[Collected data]
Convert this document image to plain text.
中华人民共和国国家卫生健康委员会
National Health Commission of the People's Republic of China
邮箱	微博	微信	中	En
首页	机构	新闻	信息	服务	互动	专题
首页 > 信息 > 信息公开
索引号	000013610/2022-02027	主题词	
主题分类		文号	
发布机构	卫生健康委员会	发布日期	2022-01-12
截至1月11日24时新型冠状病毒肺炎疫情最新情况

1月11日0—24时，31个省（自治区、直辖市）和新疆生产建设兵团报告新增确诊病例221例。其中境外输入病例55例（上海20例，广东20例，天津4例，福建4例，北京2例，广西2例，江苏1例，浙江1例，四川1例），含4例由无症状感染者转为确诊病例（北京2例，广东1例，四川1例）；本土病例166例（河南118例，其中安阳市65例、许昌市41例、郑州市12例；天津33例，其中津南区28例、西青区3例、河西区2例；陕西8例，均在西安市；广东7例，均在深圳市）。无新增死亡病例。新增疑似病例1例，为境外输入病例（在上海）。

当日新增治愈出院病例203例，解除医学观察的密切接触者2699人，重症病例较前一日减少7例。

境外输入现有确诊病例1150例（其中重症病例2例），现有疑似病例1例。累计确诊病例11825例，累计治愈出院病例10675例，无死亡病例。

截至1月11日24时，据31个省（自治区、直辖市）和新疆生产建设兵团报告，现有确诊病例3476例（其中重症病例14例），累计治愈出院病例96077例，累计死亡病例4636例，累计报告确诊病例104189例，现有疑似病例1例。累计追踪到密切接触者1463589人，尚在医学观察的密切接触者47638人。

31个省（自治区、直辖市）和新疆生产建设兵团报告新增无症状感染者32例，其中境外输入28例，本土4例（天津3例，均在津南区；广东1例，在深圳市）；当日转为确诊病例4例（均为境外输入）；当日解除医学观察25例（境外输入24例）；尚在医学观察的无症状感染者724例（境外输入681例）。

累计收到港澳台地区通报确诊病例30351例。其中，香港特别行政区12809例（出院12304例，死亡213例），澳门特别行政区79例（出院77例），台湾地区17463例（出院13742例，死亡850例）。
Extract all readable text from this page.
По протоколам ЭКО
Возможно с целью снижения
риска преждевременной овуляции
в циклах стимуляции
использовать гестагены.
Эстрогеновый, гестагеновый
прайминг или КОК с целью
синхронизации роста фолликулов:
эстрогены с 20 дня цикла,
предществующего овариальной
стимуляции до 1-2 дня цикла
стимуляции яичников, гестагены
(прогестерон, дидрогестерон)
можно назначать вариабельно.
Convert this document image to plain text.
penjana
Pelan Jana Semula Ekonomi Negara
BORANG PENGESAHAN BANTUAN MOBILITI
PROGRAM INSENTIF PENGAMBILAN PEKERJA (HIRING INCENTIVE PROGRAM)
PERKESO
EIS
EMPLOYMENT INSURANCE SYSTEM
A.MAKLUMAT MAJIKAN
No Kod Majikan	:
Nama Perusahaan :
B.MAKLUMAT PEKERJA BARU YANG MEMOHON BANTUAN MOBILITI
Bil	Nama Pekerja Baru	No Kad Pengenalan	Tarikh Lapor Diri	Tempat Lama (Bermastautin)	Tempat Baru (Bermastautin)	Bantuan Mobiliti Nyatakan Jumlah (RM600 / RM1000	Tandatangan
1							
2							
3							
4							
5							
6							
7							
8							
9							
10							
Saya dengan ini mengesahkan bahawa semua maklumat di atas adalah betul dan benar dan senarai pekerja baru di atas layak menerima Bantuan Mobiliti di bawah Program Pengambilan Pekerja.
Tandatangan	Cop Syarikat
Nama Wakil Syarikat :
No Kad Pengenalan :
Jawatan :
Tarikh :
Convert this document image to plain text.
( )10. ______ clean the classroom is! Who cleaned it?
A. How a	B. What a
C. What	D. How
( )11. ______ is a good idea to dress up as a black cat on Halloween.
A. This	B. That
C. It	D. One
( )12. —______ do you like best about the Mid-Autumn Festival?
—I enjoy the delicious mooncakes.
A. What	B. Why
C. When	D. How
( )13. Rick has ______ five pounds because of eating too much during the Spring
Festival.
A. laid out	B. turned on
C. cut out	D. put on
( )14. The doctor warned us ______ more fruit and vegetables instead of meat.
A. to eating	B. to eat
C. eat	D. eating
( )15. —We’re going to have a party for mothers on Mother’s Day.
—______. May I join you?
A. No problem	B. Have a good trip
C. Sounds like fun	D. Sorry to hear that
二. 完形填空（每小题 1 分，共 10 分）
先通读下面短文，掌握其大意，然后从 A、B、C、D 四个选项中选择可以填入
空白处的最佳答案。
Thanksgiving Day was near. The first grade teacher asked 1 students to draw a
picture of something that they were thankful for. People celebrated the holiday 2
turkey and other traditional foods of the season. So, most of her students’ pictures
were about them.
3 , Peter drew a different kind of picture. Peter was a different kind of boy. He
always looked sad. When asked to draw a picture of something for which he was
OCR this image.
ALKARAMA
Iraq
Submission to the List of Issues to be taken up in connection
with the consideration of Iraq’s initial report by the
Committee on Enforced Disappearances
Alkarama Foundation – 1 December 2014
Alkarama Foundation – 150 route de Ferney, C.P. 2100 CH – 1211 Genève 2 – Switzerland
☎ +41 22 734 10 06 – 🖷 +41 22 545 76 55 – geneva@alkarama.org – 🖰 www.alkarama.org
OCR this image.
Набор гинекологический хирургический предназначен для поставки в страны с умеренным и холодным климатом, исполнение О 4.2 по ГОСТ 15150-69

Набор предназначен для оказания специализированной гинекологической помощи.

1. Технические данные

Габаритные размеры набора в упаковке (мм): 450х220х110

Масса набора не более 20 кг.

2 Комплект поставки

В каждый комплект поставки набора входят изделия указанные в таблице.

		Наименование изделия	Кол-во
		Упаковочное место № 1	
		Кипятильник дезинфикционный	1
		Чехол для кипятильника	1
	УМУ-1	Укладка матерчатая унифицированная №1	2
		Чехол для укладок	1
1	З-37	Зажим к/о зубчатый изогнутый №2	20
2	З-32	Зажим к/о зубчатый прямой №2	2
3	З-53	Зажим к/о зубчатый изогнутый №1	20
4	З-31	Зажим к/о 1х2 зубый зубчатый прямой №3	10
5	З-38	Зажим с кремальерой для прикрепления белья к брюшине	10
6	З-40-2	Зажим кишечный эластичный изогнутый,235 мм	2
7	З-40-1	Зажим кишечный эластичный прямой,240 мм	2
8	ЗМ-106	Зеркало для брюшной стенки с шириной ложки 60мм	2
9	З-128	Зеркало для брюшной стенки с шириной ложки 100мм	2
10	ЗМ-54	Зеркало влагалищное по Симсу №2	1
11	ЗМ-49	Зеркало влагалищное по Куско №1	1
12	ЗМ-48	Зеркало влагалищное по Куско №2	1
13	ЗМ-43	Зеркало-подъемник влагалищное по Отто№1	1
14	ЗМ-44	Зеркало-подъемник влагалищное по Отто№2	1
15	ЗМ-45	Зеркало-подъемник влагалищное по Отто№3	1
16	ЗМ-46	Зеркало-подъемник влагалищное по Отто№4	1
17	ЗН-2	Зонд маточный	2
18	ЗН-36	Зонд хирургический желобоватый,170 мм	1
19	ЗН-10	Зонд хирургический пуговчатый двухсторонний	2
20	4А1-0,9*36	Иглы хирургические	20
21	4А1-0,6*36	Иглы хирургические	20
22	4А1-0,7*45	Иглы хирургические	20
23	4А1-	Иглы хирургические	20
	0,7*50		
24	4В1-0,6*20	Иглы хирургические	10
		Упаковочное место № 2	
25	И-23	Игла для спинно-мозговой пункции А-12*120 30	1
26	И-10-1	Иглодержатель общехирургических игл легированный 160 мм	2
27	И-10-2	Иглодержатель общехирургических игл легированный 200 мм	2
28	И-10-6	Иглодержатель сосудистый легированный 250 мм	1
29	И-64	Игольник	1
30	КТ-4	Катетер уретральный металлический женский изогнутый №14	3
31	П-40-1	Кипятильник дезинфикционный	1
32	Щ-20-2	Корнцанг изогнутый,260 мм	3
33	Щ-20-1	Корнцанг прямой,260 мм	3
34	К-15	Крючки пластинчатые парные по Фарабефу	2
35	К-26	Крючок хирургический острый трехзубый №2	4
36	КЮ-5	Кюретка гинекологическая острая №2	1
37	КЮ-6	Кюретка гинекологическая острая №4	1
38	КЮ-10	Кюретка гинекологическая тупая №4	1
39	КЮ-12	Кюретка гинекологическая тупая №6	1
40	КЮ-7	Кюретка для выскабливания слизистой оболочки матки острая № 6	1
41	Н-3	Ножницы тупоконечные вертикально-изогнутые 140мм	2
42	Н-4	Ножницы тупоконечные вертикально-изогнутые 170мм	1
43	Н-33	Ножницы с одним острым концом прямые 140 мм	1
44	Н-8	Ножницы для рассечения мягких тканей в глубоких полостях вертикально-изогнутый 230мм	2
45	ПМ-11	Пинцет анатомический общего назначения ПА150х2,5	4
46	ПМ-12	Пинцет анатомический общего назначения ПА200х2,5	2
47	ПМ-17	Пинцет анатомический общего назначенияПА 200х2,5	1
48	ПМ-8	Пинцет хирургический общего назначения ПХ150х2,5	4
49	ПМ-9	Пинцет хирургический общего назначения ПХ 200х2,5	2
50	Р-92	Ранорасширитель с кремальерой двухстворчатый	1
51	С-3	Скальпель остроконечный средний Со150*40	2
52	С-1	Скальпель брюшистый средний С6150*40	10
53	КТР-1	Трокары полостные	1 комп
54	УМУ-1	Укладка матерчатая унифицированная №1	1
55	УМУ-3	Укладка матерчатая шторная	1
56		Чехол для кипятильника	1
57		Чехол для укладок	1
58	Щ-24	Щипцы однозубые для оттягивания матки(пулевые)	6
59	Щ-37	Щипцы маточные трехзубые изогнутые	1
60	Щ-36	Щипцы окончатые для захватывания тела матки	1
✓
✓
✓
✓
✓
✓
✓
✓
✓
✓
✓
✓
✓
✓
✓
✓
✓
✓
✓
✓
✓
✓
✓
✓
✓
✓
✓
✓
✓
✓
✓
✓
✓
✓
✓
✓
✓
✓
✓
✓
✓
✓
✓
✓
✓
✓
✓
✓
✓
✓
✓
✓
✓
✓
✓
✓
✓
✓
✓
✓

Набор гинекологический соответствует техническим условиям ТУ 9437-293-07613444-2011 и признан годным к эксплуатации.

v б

_EXERCISE DETAILS:_ Check each line of the data above for the word "хирургические" and say how many lines contain it, giving nothing besides the number.

_TASK RESULT:_ 5